The exercise = Collect every line below that contains the word "mesiovestibular".

Raw data =

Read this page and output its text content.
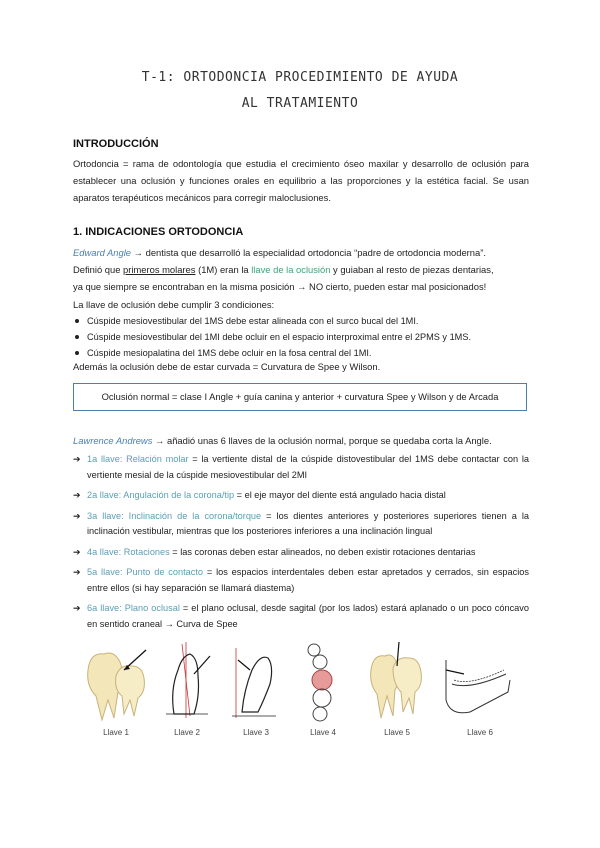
T-1: ORTODONCIA PROCEDIMIENTO DE AYUDA
AL TRATAMIENTO
INTRODUCCIÓN
Ortodoncia = rama de odontología que estudia el crecimiento óseo maxilar y desarrollo de oclusión para establecer una oclusión y funciones orales en equilibrio a las proporciones y la estética facial. Se usan aparatos terapéuticos mecánicos para corregir maloclusiones.
1. INDICACIONES ORTODONCIA
Edward Angle → dentista que desarrolló la especialidad ortodoncia “padre de ortodoncia moderna”.
Definió que primeros molares (1M) eran la llave de la oclusión y guiaban al resto de piezas dentarias,
ya que siempre se encontraban en la misma posición → NO cierto, pueden estar mal posicionados!
La llave de oclusión debe cumplir 3 condiciones:
Cúspide mesiovestibular del 1MS debe estar alineada con el surco bucal del 1MI.
Cúspide mesiovestibular del 1MI debe ocluir en el espacio interproximal entre el 2PMS y 1MS.
Cúspide mesiopalatina del 1MS debe ocluir en la fosa central del 1MI.
Además la oclusión debe de estar curvada = Curvatura de Spee y Wilson.
Oclusión normal = clase I Angle + guía canina y anterior + curvatura Spee y Wilson y de Arcada
Lawrence Andrews → añadió unas 6 llaves de la oclusión normal, porque se quedaba corta la Angle.
➔ 1a llave: Relación molar = la vertiente distal de la cúspide distovestibular del 1MS debe contactar con la vertiente mesial de la cúspide mesiovestibular del 2MI
➔ 2a llave: Angulación de la corona/tip = el eje mayor del diente está angulado hacia distal
➔ 3a llave: Inclinación de la corona/torque = los dientes anteriores y posteriores superiores tienen a la inclinación vestibular, mientras que los posteriores inferiores a una inclinación lingual
➔ 4a llave: Rotaciones = las coronas deben estar alineados, no deben existir rotaciones dentarias
➔ 5a llave: Punto de contacto = los espacios interdentales deben estar apretados y cerrados, sin espacios entre ellos (si hay separación se llamará diastema)
➔ 6a llave: Plano oclusal = el plano oclusal, desde sagital (por los lados) estará aplanado o un poco cóncavo en sentido craneal → Curva de Spee
Llave 1	Llave 2	Llave 3	Llave 4	Llave 5	Llave 6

Answer below =
Cúspide mesiovestibular del 1MS debe estar alineada con el surco bucal del 1MI.
Cúspide mesiovestibular del 1MI debe ocluir en el espacio interproximal entre el 2PMS y 1MS.
➔ 1a llave: Relación molar = la vertiente distal de la cúspide distovestibular del 1MS debe contactar con la vertiente mesial de la cúspide mesiovestibular del 2MI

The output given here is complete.